═══ Data excerpts

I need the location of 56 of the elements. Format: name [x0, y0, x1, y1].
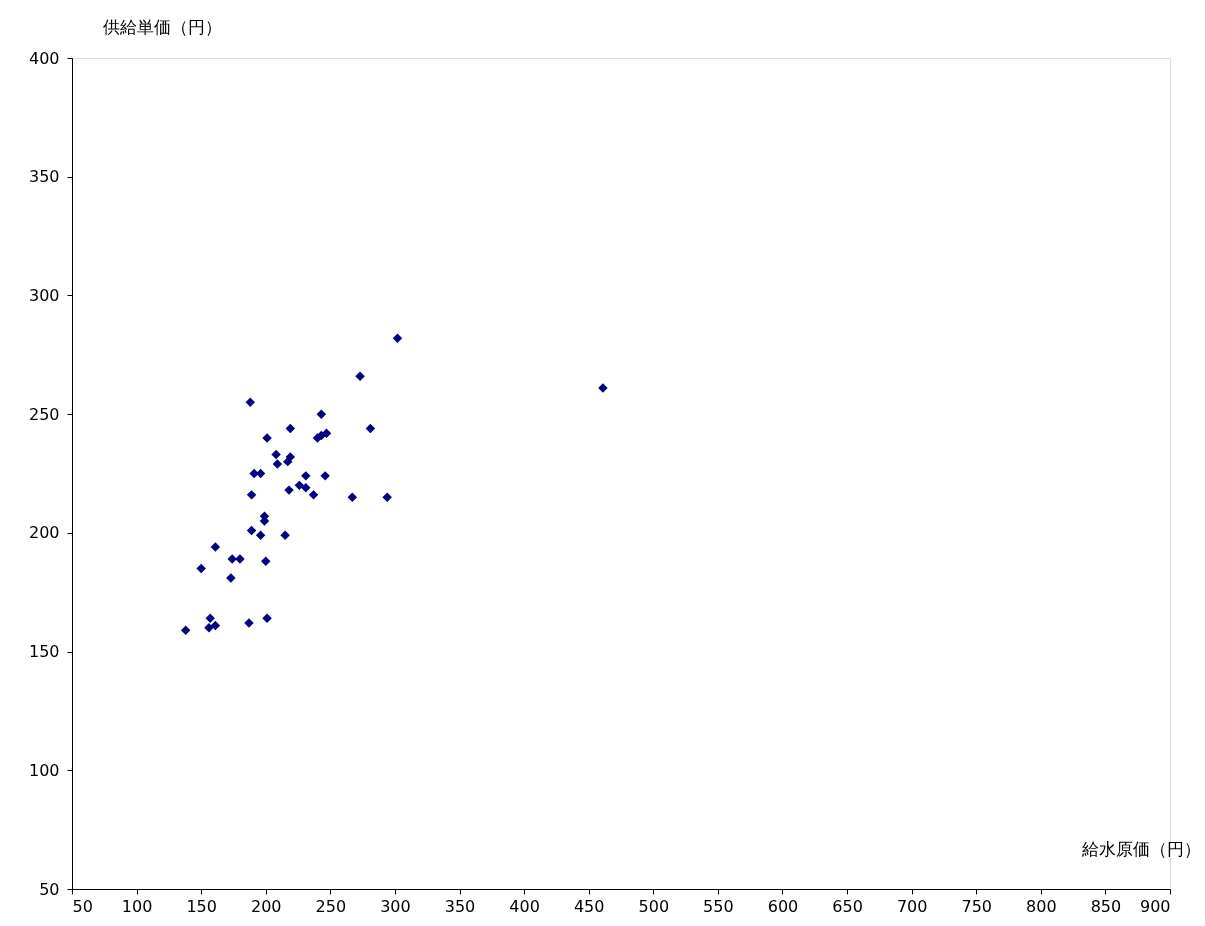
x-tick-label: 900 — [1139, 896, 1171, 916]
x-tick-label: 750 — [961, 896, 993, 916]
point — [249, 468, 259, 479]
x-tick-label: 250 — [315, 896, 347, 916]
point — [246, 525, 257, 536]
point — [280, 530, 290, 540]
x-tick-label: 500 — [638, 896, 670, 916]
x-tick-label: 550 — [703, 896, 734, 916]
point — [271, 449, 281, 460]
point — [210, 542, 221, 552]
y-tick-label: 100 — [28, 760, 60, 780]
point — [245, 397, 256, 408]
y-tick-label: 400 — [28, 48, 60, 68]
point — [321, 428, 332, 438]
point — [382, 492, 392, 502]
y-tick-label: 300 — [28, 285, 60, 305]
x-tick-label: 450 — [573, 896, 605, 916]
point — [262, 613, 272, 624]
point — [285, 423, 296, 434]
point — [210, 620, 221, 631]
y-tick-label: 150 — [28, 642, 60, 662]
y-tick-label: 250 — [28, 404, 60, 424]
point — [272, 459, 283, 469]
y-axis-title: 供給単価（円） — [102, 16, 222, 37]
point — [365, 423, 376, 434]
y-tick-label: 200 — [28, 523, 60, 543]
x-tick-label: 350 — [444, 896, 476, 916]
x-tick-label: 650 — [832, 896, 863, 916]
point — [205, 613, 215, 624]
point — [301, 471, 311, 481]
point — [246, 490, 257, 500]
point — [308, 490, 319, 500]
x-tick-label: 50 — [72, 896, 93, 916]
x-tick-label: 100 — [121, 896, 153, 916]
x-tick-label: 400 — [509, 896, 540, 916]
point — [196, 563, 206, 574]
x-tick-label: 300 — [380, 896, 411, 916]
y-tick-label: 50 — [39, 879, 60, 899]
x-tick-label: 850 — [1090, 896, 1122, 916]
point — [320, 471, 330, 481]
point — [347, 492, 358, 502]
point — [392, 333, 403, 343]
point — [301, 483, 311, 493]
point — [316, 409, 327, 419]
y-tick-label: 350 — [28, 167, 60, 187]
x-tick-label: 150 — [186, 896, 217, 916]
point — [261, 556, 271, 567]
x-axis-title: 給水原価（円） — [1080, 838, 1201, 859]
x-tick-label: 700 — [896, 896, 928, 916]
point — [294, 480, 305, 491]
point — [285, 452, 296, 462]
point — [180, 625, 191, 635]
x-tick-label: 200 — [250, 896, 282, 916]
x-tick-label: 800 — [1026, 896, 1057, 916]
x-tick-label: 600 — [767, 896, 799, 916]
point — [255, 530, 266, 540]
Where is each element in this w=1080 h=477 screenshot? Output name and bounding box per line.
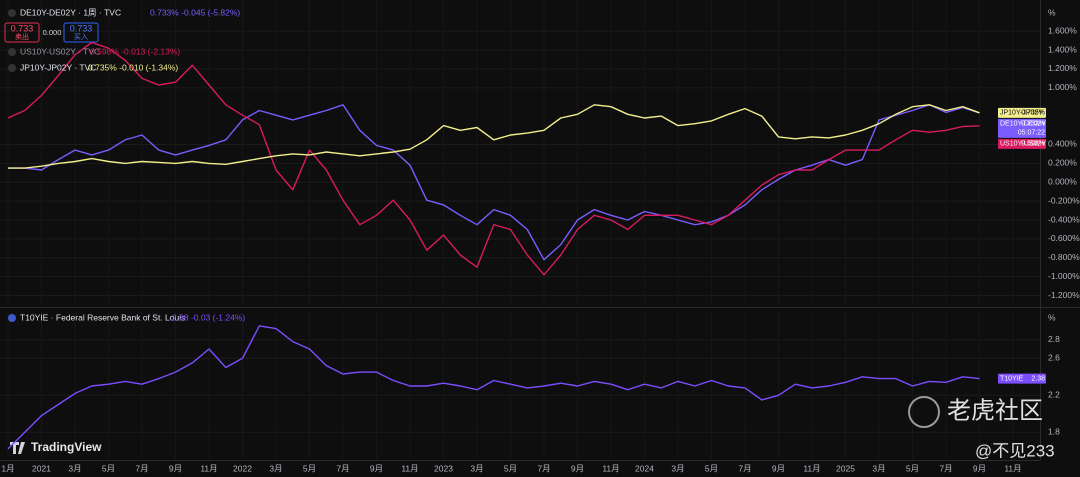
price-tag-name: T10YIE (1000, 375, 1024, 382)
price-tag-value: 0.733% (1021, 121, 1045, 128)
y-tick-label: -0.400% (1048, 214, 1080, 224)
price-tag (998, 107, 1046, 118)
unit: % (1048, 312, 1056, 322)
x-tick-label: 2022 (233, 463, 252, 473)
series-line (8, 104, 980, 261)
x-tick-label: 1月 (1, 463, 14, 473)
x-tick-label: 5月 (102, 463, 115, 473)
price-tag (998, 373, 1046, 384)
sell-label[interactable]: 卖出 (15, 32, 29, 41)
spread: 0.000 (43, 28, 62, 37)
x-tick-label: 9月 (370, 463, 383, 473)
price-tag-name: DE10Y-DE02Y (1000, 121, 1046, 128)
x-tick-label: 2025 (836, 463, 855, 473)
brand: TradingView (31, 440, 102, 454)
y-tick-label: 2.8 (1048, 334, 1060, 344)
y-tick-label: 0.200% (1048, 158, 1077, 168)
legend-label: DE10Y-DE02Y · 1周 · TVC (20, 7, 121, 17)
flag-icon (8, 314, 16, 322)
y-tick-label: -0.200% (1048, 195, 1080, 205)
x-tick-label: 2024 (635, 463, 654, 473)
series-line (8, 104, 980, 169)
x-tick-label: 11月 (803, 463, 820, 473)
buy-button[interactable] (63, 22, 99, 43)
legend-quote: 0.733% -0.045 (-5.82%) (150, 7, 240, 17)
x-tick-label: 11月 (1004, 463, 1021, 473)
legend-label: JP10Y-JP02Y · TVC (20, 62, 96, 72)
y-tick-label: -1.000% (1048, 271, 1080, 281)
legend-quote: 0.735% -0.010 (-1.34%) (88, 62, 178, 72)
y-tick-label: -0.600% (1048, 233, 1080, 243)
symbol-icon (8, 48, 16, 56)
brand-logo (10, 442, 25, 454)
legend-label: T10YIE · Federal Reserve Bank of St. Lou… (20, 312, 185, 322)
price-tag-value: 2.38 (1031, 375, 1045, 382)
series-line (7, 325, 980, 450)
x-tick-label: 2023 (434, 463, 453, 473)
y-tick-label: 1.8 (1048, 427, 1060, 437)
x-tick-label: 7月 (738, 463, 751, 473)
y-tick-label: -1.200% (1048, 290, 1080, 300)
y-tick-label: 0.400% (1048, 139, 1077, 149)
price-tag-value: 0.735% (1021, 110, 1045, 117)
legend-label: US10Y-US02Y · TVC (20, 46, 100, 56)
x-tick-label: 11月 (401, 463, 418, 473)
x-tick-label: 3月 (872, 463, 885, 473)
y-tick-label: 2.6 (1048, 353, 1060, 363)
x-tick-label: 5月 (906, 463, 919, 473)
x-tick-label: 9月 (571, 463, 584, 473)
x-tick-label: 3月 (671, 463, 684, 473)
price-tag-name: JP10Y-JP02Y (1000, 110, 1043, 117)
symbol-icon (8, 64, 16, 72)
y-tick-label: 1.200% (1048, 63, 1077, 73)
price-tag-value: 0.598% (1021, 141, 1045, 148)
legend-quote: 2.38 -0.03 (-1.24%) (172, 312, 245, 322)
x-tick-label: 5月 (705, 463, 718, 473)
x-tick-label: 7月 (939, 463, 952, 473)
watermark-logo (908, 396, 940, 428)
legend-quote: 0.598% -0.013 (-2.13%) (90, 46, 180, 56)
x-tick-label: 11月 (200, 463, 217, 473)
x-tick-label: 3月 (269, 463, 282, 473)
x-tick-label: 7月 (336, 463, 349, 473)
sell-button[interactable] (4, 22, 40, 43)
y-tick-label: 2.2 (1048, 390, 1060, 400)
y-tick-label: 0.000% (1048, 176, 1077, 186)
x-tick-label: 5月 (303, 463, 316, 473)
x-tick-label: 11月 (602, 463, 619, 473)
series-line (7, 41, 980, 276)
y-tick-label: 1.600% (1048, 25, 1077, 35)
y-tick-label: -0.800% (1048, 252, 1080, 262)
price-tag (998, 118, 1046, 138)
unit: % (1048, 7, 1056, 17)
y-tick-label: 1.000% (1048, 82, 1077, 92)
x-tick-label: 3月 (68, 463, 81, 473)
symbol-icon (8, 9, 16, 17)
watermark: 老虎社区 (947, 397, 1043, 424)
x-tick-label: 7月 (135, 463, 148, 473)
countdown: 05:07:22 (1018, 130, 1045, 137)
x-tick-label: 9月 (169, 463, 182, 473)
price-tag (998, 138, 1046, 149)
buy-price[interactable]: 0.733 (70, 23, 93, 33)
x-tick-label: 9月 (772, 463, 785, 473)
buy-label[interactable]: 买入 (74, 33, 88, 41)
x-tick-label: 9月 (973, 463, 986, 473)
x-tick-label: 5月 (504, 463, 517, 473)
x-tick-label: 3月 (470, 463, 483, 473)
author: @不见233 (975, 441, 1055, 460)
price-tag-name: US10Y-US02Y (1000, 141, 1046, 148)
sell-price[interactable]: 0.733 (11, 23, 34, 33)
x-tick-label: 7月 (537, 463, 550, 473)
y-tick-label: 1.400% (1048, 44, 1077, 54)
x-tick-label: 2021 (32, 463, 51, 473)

══════
═══ Data excerpts

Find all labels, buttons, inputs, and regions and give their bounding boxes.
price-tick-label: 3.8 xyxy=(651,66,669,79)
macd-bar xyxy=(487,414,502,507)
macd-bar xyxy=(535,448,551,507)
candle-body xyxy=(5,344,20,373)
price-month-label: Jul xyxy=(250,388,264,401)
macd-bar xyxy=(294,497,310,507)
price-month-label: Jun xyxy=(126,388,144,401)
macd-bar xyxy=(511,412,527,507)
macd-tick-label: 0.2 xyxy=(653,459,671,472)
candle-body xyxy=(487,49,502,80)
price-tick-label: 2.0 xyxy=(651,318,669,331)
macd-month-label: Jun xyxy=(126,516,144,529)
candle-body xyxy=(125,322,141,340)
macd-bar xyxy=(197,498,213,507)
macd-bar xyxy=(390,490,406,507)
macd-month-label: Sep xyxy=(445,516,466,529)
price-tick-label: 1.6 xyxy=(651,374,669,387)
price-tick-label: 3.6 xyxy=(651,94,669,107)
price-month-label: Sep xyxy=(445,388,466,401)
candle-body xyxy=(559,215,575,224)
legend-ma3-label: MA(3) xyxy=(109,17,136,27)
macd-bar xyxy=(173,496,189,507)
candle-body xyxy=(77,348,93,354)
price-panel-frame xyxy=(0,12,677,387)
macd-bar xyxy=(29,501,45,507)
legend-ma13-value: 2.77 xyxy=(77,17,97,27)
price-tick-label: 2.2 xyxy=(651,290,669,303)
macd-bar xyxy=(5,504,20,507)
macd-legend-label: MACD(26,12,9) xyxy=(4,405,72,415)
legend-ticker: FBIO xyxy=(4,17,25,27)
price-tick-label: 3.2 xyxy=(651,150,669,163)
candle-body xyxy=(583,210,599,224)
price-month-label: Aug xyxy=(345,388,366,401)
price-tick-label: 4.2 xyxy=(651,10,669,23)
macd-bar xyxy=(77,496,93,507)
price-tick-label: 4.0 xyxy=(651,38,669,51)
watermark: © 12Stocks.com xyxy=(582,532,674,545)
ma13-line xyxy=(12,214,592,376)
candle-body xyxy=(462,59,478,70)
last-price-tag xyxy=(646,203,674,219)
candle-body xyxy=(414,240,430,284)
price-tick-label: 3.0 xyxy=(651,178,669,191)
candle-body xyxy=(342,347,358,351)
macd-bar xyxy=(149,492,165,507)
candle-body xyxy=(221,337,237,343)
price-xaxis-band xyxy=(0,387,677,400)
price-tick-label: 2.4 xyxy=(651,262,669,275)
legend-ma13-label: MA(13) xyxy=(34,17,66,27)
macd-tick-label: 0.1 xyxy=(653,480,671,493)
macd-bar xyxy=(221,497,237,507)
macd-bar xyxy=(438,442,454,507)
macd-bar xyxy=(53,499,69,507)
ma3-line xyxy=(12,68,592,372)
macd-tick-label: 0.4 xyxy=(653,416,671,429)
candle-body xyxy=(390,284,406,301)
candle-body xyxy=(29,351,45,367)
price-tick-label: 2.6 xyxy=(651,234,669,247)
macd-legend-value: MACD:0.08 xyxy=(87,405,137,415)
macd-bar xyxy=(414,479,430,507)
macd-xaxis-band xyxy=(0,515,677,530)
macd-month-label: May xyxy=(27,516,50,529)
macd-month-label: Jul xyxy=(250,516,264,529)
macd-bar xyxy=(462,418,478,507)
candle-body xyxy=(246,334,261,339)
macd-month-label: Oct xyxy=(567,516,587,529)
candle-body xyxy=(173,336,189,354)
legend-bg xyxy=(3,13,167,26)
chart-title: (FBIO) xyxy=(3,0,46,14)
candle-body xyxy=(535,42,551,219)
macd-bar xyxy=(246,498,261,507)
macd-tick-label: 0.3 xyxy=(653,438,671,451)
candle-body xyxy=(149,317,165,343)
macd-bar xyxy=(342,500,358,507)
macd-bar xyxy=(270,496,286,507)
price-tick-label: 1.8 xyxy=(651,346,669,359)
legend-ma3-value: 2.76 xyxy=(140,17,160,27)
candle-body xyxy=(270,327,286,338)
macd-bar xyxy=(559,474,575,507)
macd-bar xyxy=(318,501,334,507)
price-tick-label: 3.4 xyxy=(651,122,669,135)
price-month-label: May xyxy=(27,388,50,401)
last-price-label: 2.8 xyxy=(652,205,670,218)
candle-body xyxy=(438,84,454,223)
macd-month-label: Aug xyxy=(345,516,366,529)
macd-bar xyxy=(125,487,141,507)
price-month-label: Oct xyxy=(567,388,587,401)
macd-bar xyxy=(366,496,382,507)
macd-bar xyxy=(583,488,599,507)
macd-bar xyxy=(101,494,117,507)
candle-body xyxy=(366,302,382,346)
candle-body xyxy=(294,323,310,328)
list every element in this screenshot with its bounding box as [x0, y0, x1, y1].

══════

Rewrite the lines above as a numbered list, starting at the line with "price-tag-name: T10YIE (1000, 375, 1024, 382)" and ending at the line with "price-tag-value: 0.735% (1021, 110, 1045, 117)", both included. Leave out any blank lines.

1. price-tag-name: T10YIE (1000, 375, 1024, 382)
2. price-tag-value: 0.733% (1021, 121, 1045, 128)
3. y-tick-label: -0.400% (1048, 214, 1080, 224)
4. price-tag (998, 107, 1046, 118)
5. unit: % (1048, 312, 1056, 322)
6. x-tick-label: 2022 (233, 463, 252, 473)
7. series-line (8, 104, 980, 261)
8. x-tick-label: 1月 (1, 463, 14, 473)
9. x-tick-label: 5月 (102, 463, 115, 473)
10. price-tag (998, 373, 1046, 384)
11. sell-label[interactable]: 卖出 (15, 32, 29, 41)
12. spread: 0.000 (43, 28, 62, 37)
13. x-tick-label: 9月 (370, 463, 383, 473)
14. price-tag-name: DE10Y-DE02Y (1000, 121, 1046, 128)
15. x-tick-label: 2025 (836, 463, 855, 473)
16. brand: TradingView (31, 440, 102, 454)
17. y-tick-label: 2.8 (1048, 334, 1060, 344)
18. y-tick-label: 0.200% (1048, 158, 1077, 168)
19. legend-label: DE10Y-DE02Y · 1周 · TVC (20, 7, 121, 17)
20. flag-icon (8, 314, 16, 322)
21. y-tick-label: -0.200% (1048, 195, 1080, 205)
22. x-tick-label: 2024 (635, 463, 654, 473)
23. series-line (8, 104, 980, 169)
24. x-tick-label: 11月 (803, 463, 820, 473)
25. buy-button[interactable] (63, 22, 99, 43)
26. legend-quote: 0.733% -0.045 (-5.82%) (150, 7, 240, 17)
27. x-tick-label: 11月 (1004, 463, 1021, 473)
28. legend-label: JP10Y-JP02Y · TVC (20, 62, 96, 72)
29. y-tick-label: -1.000% (1048, 271, 1080, 281)
30. legend-quote: 0.735% -0.010 (-1.34%) (88, 62, 178, 72)
31. y-tick-label: -0.600% (1048, 233, 1080, 243)
32. symbol-icon (8, 48, 16, 56)
33. brand-logo (10, 442, 25, 454)
34. legend-label: T10YIE · Federal Reserve Bank of St. Lou… (20, 312, 185, 322)
35. price-tag-value: 2.38 (1031, 375, 1045, 382)
36. series-line (7, 325, 980, 450)
37. x-tick-label: 2023 (434, 463, 453, 473)
38. y-tick-label: 1.8 (1048, 427, 1060, 437)
39. x-tick-label: 7月 (738, 463, 751, 473)
40. y-tick-label: -1.200% (1048, 290, 1080, 300)
41. y-tick-label: 0.400% (1048, 139, 1077, 149)
42. price-tag-value: 0.735% (1021, 110, 1045, 117)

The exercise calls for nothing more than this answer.